**STATED PROBLEM**
Work out how many lines in the entries below include the word "ylabel". Give nothing but the number.

**Data extracted from a collection**
= = = = =

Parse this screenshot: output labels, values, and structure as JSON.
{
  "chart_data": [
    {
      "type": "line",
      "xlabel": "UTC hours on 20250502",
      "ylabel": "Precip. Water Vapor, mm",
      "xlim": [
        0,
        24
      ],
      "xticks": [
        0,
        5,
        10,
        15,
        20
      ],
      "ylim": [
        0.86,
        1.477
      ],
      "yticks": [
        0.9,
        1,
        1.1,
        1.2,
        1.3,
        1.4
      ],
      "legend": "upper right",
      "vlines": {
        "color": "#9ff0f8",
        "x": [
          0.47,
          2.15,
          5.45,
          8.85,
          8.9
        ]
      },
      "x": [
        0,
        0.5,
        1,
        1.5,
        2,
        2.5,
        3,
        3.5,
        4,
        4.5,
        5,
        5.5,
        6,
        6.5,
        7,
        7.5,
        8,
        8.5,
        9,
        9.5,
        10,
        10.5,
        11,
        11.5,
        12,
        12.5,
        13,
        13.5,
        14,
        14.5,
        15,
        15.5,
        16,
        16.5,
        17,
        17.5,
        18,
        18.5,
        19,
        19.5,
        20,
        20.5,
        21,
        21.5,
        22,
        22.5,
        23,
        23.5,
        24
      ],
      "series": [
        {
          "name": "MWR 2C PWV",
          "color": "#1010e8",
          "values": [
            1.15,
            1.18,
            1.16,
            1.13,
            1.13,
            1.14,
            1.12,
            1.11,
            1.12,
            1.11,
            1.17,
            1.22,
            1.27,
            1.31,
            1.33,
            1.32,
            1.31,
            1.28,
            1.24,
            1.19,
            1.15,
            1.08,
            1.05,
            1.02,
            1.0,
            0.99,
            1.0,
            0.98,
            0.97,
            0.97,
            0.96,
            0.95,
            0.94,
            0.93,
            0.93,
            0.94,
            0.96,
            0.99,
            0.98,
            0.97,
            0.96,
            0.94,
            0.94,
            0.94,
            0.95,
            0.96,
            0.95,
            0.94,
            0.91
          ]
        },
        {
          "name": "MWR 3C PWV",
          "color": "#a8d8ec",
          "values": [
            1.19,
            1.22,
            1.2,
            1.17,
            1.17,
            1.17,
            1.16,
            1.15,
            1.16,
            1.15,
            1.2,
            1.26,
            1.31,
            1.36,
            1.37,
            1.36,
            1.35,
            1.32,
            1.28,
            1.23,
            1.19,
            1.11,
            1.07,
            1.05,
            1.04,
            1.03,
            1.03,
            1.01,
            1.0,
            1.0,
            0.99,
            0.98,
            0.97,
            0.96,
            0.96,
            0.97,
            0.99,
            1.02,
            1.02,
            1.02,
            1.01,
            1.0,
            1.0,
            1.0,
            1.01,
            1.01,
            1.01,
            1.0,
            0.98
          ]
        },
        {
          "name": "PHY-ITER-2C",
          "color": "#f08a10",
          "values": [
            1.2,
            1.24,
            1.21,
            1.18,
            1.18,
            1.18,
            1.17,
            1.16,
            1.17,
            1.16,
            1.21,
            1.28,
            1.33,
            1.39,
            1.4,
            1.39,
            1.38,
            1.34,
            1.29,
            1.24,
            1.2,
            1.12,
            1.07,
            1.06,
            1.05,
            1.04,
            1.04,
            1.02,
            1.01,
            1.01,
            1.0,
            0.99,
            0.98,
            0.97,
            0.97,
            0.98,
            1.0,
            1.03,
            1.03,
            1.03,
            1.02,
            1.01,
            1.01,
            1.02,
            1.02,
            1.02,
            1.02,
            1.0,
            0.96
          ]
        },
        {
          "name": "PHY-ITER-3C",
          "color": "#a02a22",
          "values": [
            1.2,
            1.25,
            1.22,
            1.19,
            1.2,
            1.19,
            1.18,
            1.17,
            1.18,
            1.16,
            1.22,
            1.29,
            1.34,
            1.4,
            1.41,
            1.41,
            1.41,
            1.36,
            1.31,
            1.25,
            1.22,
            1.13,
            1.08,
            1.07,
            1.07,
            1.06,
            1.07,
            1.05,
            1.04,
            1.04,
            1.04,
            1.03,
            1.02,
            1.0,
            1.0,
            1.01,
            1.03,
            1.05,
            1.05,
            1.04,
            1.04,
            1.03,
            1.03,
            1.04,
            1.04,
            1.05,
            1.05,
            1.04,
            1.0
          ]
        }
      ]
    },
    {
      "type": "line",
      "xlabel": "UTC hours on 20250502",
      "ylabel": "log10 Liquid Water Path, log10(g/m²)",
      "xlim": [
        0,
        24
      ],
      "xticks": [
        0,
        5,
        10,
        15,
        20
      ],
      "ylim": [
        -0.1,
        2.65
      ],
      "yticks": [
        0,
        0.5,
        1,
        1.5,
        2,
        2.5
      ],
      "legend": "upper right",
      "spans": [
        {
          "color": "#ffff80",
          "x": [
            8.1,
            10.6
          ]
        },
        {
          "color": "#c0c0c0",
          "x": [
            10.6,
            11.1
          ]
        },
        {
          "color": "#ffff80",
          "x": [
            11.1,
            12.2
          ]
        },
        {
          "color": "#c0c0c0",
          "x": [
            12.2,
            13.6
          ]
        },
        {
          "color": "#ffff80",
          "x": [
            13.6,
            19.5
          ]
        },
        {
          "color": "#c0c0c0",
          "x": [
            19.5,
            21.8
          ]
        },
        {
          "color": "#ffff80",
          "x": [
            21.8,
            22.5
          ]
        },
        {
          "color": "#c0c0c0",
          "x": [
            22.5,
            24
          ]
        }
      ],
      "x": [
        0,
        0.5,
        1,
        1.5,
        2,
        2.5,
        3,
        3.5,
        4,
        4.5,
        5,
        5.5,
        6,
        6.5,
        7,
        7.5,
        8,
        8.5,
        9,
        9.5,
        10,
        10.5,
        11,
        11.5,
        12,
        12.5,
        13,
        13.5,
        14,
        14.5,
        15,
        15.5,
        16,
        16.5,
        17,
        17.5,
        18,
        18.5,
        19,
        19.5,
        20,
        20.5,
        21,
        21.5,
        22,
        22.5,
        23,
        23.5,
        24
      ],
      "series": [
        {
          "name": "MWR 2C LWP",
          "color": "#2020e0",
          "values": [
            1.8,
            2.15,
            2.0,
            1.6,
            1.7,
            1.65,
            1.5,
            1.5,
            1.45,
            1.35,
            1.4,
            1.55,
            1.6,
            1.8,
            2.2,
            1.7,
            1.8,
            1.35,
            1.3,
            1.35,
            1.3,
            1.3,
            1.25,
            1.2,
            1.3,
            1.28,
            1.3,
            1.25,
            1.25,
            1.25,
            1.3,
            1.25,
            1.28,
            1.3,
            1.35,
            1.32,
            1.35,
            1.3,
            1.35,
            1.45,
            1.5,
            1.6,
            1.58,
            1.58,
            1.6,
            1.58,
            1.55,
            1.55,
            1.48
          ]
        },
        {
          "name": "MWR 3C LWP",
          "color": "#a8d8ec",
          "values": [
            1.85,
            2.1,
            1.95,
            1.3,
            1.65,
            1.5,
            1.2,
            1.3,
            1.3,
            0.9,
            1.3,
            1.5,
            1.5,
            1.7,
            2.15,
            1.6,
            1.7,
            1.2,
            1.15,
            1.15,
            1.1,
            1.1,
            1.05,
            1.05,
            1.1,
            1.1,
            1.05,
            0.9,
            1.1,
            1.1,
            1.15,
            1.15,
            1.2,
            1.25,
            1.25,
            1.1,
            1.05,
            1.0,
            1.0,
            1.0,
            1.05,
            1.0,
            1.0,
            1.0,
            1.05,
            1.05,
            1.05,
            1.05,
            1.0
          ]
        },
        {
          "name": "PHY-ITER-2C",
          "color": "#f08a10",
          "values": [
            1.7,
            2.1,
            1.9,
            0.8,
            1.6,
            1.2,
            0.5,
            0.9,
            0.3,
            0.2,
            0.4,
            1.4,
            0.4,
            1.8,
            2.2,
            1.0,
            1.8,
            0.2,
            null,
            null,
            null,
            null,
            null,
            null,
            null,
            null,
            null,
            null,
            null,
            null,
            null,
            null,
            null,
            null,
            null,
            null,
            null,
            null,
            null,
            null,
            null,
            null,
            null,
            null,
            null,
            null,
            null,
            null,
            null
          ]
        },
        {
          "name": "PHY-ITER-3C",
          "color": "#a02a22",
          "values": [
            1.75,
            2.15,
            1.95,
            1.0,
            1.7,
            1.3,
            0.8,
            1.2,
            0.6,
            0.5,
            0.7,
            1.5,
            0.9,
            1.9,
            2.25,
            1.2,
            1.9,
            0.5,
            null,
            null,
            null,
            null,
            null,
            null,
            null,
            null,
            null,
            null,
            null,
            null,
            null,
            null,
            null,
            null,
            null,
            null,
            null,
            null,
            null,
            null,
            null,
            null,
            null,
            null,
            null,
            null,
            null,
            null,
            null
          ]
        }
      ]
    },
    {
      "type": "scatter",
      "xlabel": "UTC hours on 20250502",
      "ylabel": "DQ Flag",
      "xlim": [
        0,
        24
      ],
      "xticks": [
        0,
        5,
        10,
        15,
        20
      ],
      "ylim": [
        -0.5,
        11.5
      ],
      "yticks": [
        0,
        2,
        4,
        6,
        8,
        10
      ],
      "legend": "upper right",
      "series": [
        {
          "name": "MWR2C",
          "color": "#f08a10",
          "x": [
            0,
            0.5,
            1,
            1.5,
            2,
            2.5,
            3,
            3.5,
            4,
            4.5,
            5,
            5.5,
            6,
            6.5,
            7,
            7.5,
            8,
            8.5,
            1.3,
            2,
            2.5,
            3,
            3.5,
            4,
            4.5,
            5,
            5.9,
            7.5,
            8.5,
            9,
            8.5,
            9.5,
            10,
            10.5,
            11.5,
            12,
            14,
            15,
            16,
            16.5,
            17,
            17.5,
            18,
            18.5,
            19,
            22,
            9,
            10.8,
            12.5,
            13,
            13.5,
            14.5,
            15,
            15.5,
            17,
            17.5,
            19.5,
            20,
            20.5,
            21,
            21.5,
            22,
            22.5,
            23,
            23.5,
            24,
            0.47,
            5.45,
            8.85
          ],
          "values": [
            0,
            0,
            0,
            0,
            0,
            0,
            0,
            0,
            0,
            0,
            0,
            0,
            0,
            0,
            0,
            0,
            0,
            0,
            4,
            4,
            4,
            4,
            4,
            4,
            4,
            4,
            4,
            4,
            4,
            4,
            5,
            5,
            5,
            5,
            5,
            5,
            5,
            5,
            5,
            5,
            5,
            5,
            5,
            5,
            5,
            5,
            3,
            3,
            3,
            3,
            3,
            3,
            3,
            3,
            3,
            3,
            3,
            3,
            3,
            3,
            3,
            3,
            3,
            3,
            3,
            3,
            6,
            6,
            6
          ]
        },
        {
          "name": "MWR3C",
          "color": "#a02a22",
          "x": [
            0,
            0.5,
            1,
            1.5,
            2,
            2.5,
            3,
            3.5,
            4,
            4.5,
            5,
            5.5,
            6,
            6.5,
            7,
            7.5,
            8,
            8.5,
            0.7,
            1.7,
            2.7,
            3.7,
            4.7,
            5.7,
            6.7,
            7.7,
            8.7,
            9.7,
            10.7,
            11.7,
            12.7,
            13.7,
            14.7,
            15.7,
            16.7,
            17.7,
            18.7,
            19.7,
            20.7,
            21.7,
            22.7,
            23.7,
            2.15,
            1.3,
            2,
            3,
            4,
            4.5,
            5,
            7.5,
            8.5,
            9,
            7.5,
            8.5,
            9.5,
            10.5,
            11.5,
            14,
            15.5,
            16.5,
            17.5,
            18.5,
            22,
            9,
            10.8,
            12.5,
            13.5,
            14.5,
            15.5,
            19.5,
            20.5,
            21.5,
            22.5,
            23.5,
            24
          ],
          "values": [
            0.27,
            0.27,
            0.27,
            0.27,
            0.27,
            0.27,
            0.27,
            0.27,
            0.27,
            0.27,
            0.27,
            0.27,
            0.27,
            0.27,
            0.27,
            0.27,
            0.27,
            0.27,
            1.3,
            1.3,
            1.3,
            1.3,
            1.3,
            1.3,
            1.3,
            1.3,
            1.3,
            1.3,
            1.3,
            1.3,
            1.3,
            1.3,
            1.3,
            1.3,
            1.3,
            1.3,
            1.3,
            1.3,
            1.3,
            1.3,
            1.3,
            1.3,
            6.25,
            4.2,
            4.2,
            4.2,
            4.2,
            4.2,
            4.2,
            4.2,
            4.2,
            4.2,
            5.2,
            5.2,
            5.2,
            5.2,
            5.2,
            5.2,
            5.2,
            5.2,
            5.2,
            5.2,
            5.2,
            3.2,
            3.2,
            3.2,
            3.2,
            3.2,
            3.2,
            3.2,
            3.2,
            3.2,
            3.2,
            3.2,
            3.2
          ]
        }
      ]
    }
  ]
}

= = = = =

**EXERCISE SOLUTION**
3